* **TASK REQUIREMENTS**
Transcribe the whole listing exactly.
··········
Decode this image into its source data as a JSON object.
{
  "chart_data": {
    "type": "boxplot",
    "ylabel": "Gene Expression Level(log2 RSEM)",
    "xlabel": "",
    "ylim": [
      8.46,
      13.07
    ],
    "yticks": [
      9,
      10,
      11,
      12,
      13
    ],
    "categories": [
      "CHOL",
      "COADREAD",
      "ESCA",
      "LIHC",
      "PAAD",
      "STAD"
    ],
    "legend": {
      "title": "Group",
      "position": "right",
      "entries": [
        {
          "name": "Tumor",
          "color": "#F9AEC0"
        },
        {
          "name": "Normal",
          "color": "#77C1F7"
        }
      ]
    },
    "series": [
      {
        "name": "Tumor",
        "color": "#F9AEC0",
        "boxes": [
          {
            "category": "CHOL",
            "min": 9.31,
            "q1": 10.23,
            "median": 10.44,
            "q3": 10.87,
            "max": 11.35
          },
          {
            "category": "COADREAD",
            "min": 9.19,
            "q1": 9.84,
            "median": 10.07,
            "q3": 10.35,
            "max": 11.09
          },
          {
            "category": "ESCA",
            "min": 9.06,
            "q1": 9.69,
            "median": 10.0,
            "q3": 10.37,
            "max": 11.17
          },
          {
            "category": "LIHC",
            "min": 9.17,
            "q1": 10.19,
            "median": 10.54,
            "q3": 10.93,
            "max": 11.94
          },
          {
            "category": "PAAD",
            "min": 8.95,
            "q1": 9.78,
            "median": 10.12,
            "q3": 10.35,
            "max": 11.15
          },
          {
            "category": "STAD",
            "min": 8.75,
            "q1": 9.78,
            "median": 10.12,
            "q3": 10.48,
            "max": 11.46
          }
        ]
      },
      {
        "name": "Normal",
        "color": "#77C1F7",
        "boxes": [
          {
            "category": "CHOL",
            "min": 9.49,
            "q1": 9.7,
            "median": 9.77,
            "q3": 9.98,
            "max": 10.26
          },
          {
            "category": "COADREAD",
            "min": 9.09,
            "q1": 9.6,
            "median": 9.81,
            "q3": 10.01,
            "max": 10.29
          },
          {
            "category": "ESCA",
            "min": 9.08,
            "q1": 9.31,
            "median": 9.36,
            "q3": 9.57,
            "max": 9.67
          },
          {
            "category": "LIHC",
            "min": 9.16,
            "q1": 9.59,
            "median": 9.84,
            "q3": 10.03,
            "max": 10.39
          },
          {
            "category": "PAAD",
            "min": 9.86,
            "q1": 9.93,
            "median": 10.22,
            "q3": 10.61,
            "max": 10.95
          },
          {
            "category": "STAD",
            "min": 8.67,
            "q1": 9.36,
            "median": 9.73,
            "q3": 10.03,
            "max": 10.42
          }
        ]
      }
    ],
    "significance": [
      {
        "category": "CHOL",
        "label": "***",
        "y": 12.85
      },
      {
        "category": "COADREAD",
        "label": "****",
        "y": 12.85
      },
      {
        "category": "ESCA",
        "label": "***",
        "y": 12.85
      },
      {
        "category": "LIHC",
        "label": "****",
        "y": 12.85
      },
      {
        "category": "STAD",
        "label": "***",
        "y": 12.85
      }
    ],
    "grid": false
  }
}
··········
* **TASK OUTPUT**
Decode this image into its source data as a JSON object.
{
  "chart_data": {
    "type": "boxplot",
    "ylabel": "Gene Expression Level(log2 RSEM)",
    "xlabel": "",
    "ylim": [
      8.46,
      13.07
    ],
    "yticks": [
      9,
      10,
      11,
      12,
      13
    ],
    "categories": [
      "CHOL",
      "COADREAD",
      "ESCA",
      "LIHC",
      "PAAD",
      "STAD"
    ],
    "legend": {
      "title": "Group",
      "position": "right",
      "entries": [
        {
          "name": "Tumor",
          "color": "#F9AEC0"
        },
        {
          "name": "Normal",
          "color": "#77C1F7"
        }
      ]
    },
    "series": [
      {
        "name": "Tumor",
        "color": "#F9AEC0",
        "boxes": [
          {
            "category": "CHOL",
            "min": 9.31,
            "q1": 10.23,
            "median": 10.44,
            "q3": 10.87,
            "max": 11.35
          },
          {
            "category": "COADREAD",
            "min": 9.19,
            "q1": 9.84,
            "median": 10.07,
            "q3": 10.35,
            "max": 11.09
          },
          {
            "category": "ESCA",
            "min": 9.06,
            "q1": 9.69,
            "median": 10.0,
            "q3": 10.37,
            "max": 11.17
          },
          {
            "category": "LIHC",
            "min": 9.17,
            "q1": 10.19,
            "median": 10.54,
            "q3": 10.93,
            "max": 11.94
          },
          {
            "category": "PAAD",
            "min": 8.95,
            "q1": 9.78,
            "median": 10.12,
            "q3": 10.35,
            "max": 11.15
          },
          {
            "category": "STAD",
            "min": 8.75,
            "q1": 9.78,
            "median": 10.12,
            "q3": 10.48,
            "max": 11.46
          }
        ]
      },
      {
        "name": "Normal",
        "color": "#77C1F7",
        "boxes": [
          {
            "category": "CHOL",
            "min": 9.49,
            "q1": 9.7,
            "median": 9.77,
            "q3": 9.98,
            "max": 10.26
          },
          {
            "category": "COADREAD",
            "min": 9.09,
            "q1": 9.6,
            "median": 9.81,
            "q3": 10.01,
            "max": 10.29
          },
          {
            "category": "ESCA",
            "min": 9.08,
            "q1": 9.31,
            "median": 9.36,
            "q3": 9.57,
            "max": 9.67
          },
          {
            "category": "LIHC",
            "min": 9.16,
            "q1": 9.59,
            "median": 9.84,
            "q3": 10.03,
            "max": 10.39
          },
          {
            "category": "PAAD",
            "min": 9.86,
            "q1": 9.93,
            "median": 10.22,
            "q3": 10.61,
            "max": 10.95
          },
          {
            "category": "STAD",
            "min": 8.67,
            "q1": 9.36,
            "median": 9.73,
            "q3": 10.03,
            "max": 10.42
          }
        ]
      }
    ],
    "significance": [
      {
        "category": "CHOL",
        "label": "***",
        "y": 12.85
      },
      {
        "category": "COADREAD",
        "label": "****",
        "y": 12.85
      },
      {
        "category": "ESCA",
        "label": "***",
        "y": 12.85
      },
      {
        "category": "LIHC",
        "label": "****",
        "y": 12.85
      },
      {
        "category": "STAD",
        "label": "***",
        "y": 12.85
      }
    ],
    "grid": false
  }
}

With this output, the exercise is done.